* [Text under study]:
++++++++++
You can sometimes actually feel the negative space when you fail to commit a memory, when you’re falling asleep. If you’ve had a train of thought which you simply lose because you’re falling asleep, that’s what it feels like when the intersection of some of these drafts fails to be committed. You feel that there was a coherent self (the memory subsystem would normally have committed a record of what the simulated agent that is “you” was doing, and if it had done so, it would have become the basis of the coherent future “you”), but you have completely lost access to what that self was (the memory subsystem did not in fact commit anything). This is probably a good thing, because pre-sleep thoughts can get pretty weird (i.e. contradictory with the usual self), and you probably don’t want them to become foundational parts of yourself!

The blockchain analogy

There’s actually a Multiple Drafts system operating in the wild! Perhaps by musing on what it might feel like to “be the blockchain”, we can intuitively feel Multiple Drafts in action.
++++++++++
* [Information]:
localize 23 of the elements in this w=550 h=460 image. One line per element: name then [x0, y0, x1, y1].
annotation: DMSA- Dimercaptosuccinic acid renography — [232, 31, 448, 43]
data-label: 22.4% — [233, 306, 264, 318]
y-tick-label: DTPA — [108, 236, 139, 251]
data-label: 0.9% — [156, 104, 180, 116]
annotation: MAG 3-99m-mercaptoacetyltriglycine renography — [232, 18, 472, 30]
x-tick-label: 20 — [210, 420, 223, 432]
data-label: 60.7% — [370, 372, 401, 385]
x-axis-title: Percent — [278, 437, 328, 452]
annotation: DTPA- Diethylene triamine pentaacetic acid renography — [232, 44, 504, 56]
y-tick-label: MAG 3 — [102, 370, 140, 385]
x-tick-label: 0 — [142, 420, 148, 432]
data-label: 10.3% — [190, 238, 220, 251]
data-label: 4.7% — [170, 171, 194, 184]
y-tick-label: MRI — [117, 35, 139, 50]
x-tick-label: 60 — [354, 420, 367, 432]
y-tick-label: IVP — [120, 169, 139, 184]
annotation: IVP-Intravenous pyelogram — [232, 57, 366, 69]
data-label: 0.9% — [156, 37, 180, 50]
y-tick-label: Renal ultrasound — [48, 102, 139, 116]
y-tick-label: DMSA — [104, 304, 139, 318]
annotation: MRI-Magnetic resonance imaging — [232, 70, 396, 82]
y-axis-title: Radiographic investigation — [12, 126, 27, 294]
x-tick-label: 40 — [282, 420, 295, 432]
++++++++++
* [Directions]:
Reproduce word for word the stretch of the text on memory and Multiple Drafts from "There’s actually a" through "Drafts in action.".

* [Task result]:
There’s actually a Multiple Drafts system operating in the wild! Perhaps by musing on what it might feel like to “be the blockchain”, we can intuitively feel Multiple Drafts in action.